▸ Problem statement: Omit the images, then output each of the records below exactly.

▸ Material provided:
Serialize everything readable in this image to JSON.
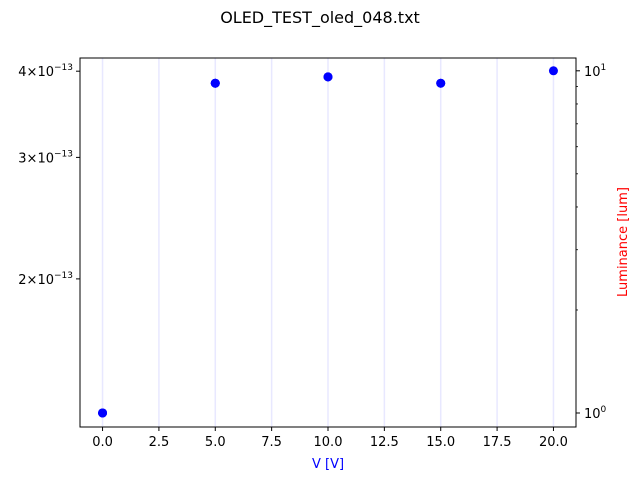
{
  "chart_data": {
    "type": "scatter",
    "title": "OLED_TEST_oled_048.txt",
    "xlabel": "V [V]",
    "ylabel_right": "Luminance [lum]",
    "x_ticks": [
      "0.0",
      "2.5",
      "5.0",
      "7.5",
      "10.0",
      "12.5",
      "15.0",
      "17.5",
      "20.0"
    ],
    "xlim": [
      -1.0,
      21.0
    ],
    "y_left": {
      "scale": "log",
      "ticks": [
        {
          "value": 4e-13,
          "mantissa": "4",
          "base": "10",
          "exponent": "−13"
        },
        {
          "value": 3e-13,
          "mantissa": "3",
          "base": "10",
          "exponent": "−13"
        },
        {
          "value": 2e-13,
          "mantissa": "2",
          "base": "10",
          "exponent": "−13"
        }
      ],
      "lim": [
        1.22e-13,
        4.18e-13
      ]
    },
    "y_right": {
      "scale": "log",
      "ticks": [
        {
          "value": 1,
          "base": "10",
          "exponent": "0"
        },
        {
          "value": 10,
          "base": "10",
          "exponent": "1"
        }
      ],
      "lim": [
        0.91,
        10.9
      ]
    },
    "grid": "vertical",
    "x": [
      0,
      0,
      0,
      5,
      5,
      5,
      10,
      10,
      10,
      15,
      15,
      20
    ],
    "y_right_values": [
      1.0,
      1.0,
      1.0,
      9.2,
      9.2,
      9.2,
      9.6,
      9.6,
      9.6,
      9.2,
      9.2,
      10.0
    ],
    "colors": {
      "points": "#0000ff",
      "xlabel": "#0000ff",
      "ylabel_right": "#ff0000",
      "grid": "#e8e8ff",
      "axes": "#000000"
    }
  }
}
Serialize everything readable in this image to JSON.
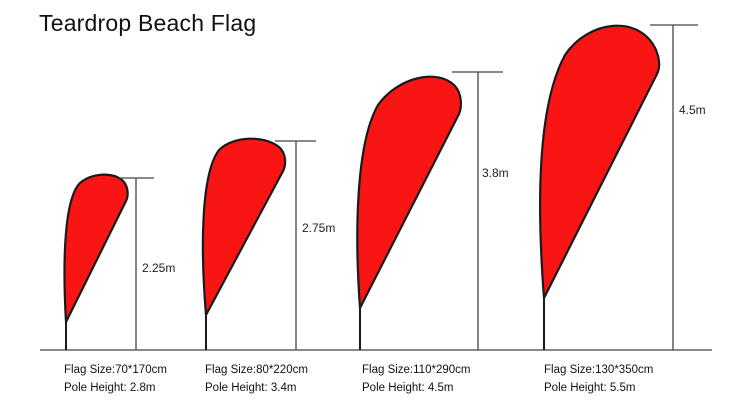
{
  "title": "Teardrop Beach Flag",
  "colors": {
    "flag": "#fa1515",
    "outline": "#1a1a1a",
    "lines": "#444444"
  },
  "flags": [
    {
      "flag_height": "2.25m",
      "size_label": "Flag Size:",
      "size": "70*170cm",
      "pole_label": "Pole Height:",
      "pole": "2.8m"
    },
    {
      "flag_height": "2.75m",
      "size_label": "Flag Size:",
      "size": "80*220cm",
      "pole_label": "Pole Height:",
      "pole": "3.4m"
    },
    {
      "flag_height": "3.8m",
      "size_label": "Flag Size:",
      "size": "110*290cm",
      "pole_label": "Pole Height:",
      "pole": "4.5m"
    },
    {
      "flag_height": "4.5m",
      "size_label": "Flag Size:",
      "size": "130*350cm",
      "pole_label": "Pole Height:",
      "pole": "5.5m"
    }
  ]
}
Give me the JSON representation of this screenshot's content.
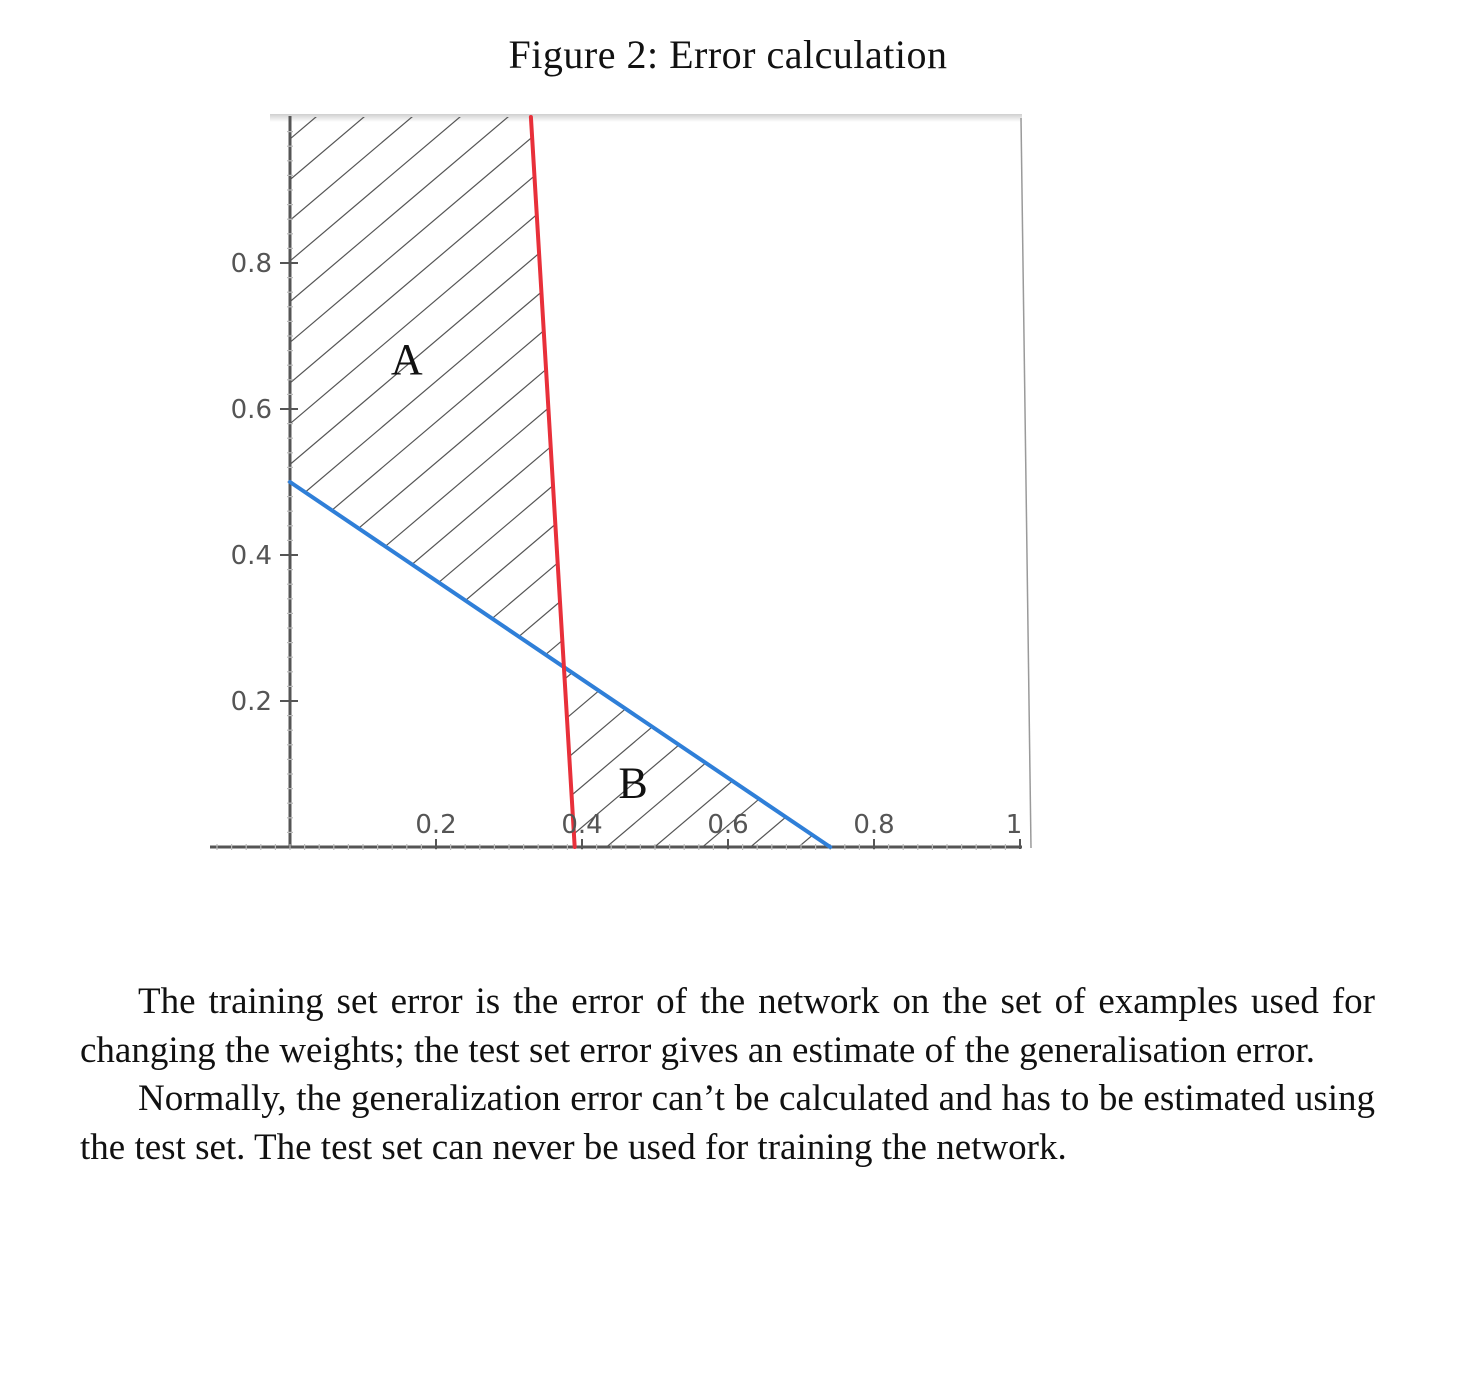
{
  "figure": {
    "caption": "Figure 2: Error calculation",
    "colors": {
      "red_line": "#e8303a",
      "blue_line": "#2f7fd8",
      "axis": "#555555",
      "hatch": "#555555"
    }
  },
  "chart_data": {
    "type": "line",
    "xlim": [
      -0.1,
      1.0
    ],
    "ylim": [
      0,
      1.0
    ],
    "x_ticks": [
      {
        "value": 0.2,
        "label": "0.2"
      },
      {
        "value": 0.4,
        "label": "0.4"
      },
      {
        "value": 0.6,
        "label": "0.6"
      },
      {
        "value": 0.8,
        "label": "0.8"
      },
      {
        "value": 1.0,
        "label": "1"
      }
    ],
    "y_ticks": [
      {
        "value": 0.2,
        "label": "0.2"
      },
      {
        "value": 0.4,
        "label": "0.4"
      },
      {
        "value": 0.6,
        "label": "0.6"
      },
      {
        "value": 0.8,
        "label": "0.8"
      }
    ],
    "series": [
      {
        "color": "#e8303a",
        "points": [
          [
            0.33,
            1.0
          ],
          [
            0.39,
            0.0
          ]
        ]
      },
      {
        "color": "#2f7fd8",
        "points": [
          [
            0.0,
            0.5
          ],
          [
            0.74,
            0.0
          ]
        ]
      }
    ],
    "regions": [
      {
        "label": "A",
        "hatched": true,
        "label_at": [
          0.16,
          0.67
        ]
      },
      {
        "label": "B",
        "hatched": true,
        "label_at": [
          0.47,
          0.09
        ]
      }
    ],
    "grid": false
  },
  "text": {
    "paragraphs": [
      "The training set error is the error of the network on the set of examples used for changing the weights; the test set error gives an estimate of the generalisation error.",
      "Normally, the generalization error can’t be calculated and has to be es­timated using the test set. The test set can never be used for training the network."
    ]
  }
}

▸ Task answer:
Serialize everything readable in this image to JSON.
{
  "chart_data": {
    "type": "scatter",
    "title": "OLED_TEST_oled_048.txt",
    "xlabel": "V [V]",
    "ylabel_right": "Luminance [lum]",
    "x_ticks": [
      "0.0",
      "2.5",
      "5.0",
      "7.5",
      "10.0",
      "12.5",
      "15.0",
      "17.5",
      "20.0"
    ],
    "xlim": [
      -1.0,
      21.0
    ],
    "y_left": {
      "scale": "log",
      "ticks": [
        {
          "value": 4e-13,
          "mantissa": "4",
          "base": "10",
          "exponent": "−13"
        },
        {
          "value": 3e-13,
          "mantissa": "3",
          "base": "10",
          "exponent": "−13"
        },
        {
          "value": 2e-13,
          "mantissa": "2",
          "base": "10",
          "exponent": "−13"
        }
      ],
      "lim": [
        1.22e-13,
        4.18e-13
      ]
    },
    "y_right": {
      "scale": "log",
      "ticks": [
        {
          "value": 1,
          "base": "10",
          "exponent": "0"
        },
        {
          "value": 10,
          "base": "10",
          "exponent": "1"
        }
      ],
      "lim": [
        0.91,
        10.9
      ]
    },
    "grid": "vertical",
    "x": [
      0,
      0,
      0,
      5,
      5,
      5,
      10,
      10,
      10,
      15,
      15,
      20
    ],
    "y_right_values": [
      1.0,
      1.0,
      1.0,
      9.2,
      9.2,
      9.2,
      9.6,
      9.6,
      9.6,
      9.2,
      9.2,
      10.0
    ],
    "colors": {
      "points": "#0000ff",
      "xlabel": "#0000ff",
      "ylabel_right": "#ff0000",
      "grid": "#e8e8ff",
      "axes": "#000000"
    }
  }
}
Serialize everything readable in this image to JSON.
{
  "title": "Teardrop Beach Flag",
  "colors": {
    "flag": "#fa1515",
    "outline": "#1a1a1a",
    "lines": "#444444"
  },
  "flags": [
    {
      "flag_height": "2.25m",
      "size_label": "Flag Size:",
      "size": "70*170cm",
      "pole_label": "Pole Height:",
      "pole": "2.8m"
    },
    {
      "flag_height": "2.75m",
      "size_label": "Flag Size:",
      "size": "80*220cm",
      "pole_label": "Pole Height:",
      "pole": "3.4m"
    },
    {
      "flag_height": "3.8m",
      "size_label": "Flag Size:",
      "size": "110*290cm",
      "pole_label": "Pole Height:",
      "pole": "4.5m"
    },
    {
      "flag_height": "4.5m",
      "size_label": "Flag Size:",
      "size": "130*350cm",
      "pole_label": "Pole Height:",
      "pole": "5.5m"
    }
  ]
}
Give me the JSON representation of this screenshot's content.
{
  "figure": {
    "caption": "Figure 2: Error calculation",
    "colors": {
      "red_line": "#e8303a",
      "blue_line": "#2f7fd8",
      "axis": "#555555",
      "hatch": "#555555"
    }
  },
  "chart_data": {
    "type": "line",
    "xlim": [
      -0.1,
      1.0
    ],
    "ylim": [
      0,
      1.0
    ],
    "x_ticks": [
      {
        "value": 0.2,
        "label": "0.2"
      },
      {
        "value": 0.4,
        "label": "0.4"
      },
      {
        "value": 0.6,
        "label": "0.6"
      },
      {
        "value": 0.8,
        "label": "0.8"
      },
      {
        "value": 1.0,
        "label": "1"
      }
    ],
    "y_ticks": [
      {
        "value": 0.2,
        "label": "0.2"
      },
      {
        "value": 0.4,
        "label": "0.4"
      },
      {
        "value": 0.6,
        "label": "0.6"
      },
      {
        "value": 0.8,
        "label": "0.8"
      }
    ],
    "series": [
      {
        "color": "#e8303a",
        "points": [
          [
            0.33,
            1.0
          ],
          [
            0.39,
            0.0
          ]
        ]
      },
      {
        "color": "#2f7fd8",
        "points": [
          [
            0.0,
            0.5
          ],
          [
            0.74,
            0.0
          ]
        ]
      }
    ],
    "regions": [
      {
        "label": "A",
        "hatched": true,
        "label_at": [
          0.16,
          0.67
        ]
      },
      {
        "label": "B",
        "hatched": true,
        "label_at": [
          0.47,
          0.09
        ]
      }
    ],
    "grid": false
  },
  "text": {
    "paragraphs": [
      "The training set error is the error of the network on the set of examples used for changing the weights; the test set error gives an estimate of the generalisation error.",
      "Normally, the generalization error can’t be calculated and has to be es­timated using the test set. The test set can never be used for training the network."
    ]
  }
}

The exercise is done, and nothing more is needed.